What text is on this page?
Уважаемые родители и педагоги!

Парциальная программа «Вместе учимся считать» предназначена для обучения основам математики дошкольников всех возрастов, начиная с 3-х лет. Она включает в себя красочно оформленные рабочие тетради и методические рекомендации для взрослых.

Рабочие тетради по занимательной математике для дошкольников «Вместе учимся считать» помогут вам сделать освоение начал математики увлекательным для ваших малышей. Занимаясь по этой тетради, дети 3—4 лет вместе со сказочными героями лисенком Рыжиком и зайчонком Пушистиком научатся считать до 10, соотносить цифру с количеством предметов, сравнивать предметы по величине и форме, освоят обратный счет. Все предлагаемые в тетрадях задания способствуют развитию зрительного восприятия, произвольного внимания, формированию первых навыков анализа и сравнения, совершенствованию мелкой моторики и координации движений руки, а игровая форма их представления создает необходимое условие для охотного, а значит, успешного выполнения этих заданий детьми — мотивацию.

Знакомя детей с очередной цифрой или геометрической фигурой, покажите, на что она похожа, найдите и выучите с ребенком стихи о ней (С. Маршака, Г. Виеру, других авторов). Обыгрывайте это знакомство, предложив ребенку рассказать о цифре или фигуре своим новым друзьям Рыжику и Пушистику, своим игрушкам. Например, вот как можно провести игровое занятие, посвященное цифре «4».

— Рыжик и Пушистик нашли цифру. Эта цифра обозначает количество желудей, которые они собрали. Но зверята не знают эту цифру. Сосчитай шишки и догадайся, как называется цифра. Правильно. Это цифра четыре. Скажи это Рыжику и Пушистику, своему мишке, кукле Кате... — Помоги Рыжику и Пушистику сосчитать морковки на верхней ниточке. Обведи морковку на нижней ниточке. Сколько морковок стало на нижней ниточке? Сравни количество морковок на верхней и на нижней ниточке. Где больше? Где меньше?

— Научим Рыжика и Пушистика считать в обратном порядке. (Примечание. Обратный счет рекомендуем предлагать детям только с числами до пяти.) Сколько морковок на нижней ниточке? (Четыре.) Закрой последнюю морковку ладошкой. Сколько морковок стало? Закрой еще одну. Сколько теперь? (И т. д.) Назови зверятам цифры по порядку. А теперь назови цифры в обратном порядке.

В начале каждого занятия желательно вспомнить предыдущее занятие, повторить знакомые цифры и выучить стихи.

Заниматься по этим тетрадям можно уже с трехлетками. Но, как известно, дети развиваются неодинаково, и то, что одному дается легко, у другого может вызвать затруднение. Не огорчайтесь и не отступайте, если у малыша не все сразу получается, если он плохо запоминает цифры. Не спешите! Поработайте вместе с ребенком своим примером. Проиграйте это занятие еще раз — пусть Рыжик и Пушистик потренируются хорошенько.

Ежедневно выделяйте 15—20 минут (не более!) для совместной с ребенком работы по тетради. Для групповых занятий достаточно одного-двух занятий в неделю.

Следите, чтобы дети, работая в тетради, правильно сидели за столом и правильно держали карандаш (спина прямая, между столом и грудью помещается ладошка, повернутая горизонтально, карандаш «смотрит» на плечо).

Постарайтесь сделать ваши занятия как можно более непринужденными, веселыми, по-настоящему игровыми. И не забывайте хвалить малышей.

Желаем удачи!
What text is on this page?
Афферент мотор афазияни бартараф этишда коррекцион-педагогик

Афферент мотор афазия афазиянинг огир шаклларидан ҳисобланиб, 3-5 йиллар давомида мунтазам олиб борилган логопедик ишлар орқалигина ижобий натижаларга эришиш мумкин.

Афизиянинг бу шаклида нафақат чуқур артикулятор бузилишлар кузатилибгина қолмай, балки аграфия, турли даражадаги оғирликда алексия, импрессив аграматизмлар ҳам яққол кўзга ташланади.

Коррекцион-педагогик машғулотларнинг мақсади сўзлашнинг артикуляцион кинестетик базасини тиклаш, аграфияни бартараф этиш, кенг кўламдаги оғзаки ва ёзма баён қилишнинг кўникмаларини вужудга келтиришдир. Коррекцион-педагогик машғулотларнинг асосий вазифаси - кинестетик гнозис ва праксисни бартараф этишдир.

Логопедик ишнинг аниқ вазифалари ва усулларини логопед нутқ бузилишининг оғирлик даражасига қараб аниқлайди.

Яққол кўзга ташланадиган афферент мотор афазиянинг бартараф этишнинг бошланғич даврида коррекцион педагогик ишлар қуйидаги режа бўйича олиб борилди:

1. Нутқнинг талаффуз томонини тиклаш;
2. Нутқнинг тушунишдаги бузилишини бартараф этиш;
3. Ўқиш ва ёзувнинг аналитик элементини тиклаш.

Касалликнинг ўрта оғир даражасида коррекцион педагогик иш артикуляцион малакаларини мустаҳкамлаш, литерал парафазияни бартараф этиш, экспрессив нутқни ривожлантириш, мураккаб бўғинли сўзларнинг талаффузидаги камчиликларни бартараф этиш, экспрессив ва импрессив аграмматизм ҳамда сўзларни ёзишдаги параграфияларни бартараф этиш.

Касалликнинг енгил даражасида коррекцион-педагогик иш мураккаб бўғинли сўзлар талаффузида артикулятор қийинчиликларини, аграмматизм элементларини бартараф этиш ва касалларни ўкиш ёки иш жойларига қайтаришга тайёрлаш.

----

- **SET PROBLEM**: Print the material verbatim, all of it.

- **EXPECTED OUTPUT**:
What text is on this page?
Уважаемые родители и педагоги!

Парциальная программа «Вместе учимся считать» предназначена для обучения основам математики дошкольников всех возрастов, начиная с 3-х лет. Она включает в себя красочно оформленные рабочие тетради и методические рекомендации для взрослых.

Рабочие тетради по занимательной математике для дошкольников «Вместе учимся считать» помогут вам сделать освоение начал математики увлекательным для ваших малышей. Занимаясь по этой тетради, дети 3—4 лет вместе со сказочными героями лисенком Рыжиком и зайчонком Пушистиком научатся считать до 10, соотносить цифру с количеством предметов, сравнивать предметы по величине и форме, освоят обратный счет. Все предлагаемые в тетрадях задания способствуют развитию зрительного восприятия, произвольного внимания, формированию первых навыков анализа и сравнения, совершенствованию мелкой моторики и координации движений руки, а игровая форма их представления создает необходимое условие для охотного, а значит, успешного выполнения этих заданий детьми — мотивацию.

Знакомя детей с очередной цифрой или геометрической фигурой, покажите, на что она похожа, найдите и выучите с ребенком стихи о ней (С. Маршака, Г. Виеру, других авторов). Обыгрывайте это знакомство, предложив ребенку рассказать о цифре или фигуре своим новым друзьям Рыжику и Пушистику, своим игрушкам. Например, вот как можно провести игровое занятие, посвященное цифре «4».

— Рыжик и Пушистик нашли цифру. Эта цифра обозначает количество желудей, которые они собрали. Но зверята не знают эту цифру. Сосчитай шишки и догадайся, как называется цифра. Правильно. Это цифра четыре. Скажи это Рыжику и Пушистику, своему мишке, кукле Кате... — Помоги Рыжику и Пушистику сосчитать морковки на верхней ниточке. Обведи морковку на нижней ниточке. Сколько морковок стало на нижней ниточке? Сравни количество морковок на верхней и на нижней ниточке. Где больше? Где меньше?

— Научим Рыжика и Пушистика считать в обратном порядке. (Примечание. Обратный счет рекомендуем предлагать детям только с числами до пяти.) Сколько морковок на нижней ниточке? (Четыре.) Закрой последнюю морковку ладошкой. Сколько морковок стало? Закрой еще одну. Сколько теперь? (И т. д.) Назови зверятам цифры по порядку. А теперь назови цифры в обратном порядке.

В начале каждого занятия желательно вспомнить предыдущее занятие, повторить знакомые цифры и выучить стихи.

Заниматься по этим тетрадям можно уже с трехлетками. Но, как известно, дети развиваются неодинаково, и то, что одному дается легко, у другого может вызвать затруднение. Не огорчайтесь и не отступайте, если у малыша не все сразу получается, если он плохо запоминает цифры. Не спешите! Поработайте вместе с ребенком своим примером. Проиграйте это занятие еще раз — пусть Рыжик и Пушистик потренируются хорошенько.

Ежедневно выделяйте 15—20 минут (не более!) для совместной с ребенком работы по тетради. Для групповых занятий достаточно одного-двух занятий в неделю.

Следите, чтобы дети, работая в тетради, правильно сидели за столом и правильно держали карандаш (спина прямая, между столом и грудью помещается ладошка, повернутая горизонтально, карандаш «смотрит» на плечо).

Постарайтесь сделать ваши занятия как можно более непринужденными, веселыми, по-настоящему игровыми. И не забывайте хвалить малышей.

Желаем удачи!
What text is on this page?
Афферент мотор афазияни бартараф этишда коррекцион-педагогик

Афферент мотор афазия афазиянинг огир шаклларидан ҳисобланиб, 3-5 йиллар давомида мунтазам олиб борилган логопедик ишлар орқалигина ижобий натижаларга эришиш мумкин.

Афизиянинг бу шаклида нафақат чуқур артикулятор бузилишлар кузатилибгина қолмай, балки аграфия, турли даражадаги оғирликда алексия, импрессив аграматизмлар ҳам яққол кўзга ташланади.

Коррекцион-педагогик машғулотларнинг мақсади сўзлашнинг артикуляцион кинестетик базасини тиклаш, аграфияни бартараф этиш, кенг кўламдаги оғзаки ва ёзма баён қилишнинг кўникмаларини вужудга келтиришдир. Коррекцион-педагогик машғулотларнинг асосий вазифаси - кинестетик гнозис ва праксисни бартараф этишдир.

Логопедик ишнинг аниқ вазифалари ва усулларини логопед нутқ бузилишининг оғирлик даражасига қараб аниқлайди.

Яққол кўзга ташланадиган афферент мотор афазиянинг бартараф этишнинг бошланғич даврида коррекцион педагогик ишлар қуйидаги режа бўйича олиб борилди:

1. Нутқнинг талаффуз томонини тиклаш;
2. Нутқнинг тушунишдаги бузилишини бартараф этиш;
3. Ўқиш ва ёзувнинг аналитик элементини тиклаш.

Касалликнинг ўрта оғир даражасида коррекцион педагогик иш артикуляцион малакаларини мустаҳкамлаш, литерал парафазияни бартараф этиш, экспрессив нутқни ривожлантириш, мураккаб бўғинли сўзларнинг талаффузидаги камчиликларни бартараф этиш, экспрессив ва импрессив аграмматизм ҳамда сўзларни ёзишдаги параграфияларни бартараф этиш.

Касалликнинг енгил даражасида коррекцион-педагогик иш мураккаб бўғинли сўзлар талаффузида артикулятор қийинчиликларини, аграмматизм элементларини бартараф этиш ва касалларни ўкиш ёки иш жойларига қайтаришга тайёрлаш.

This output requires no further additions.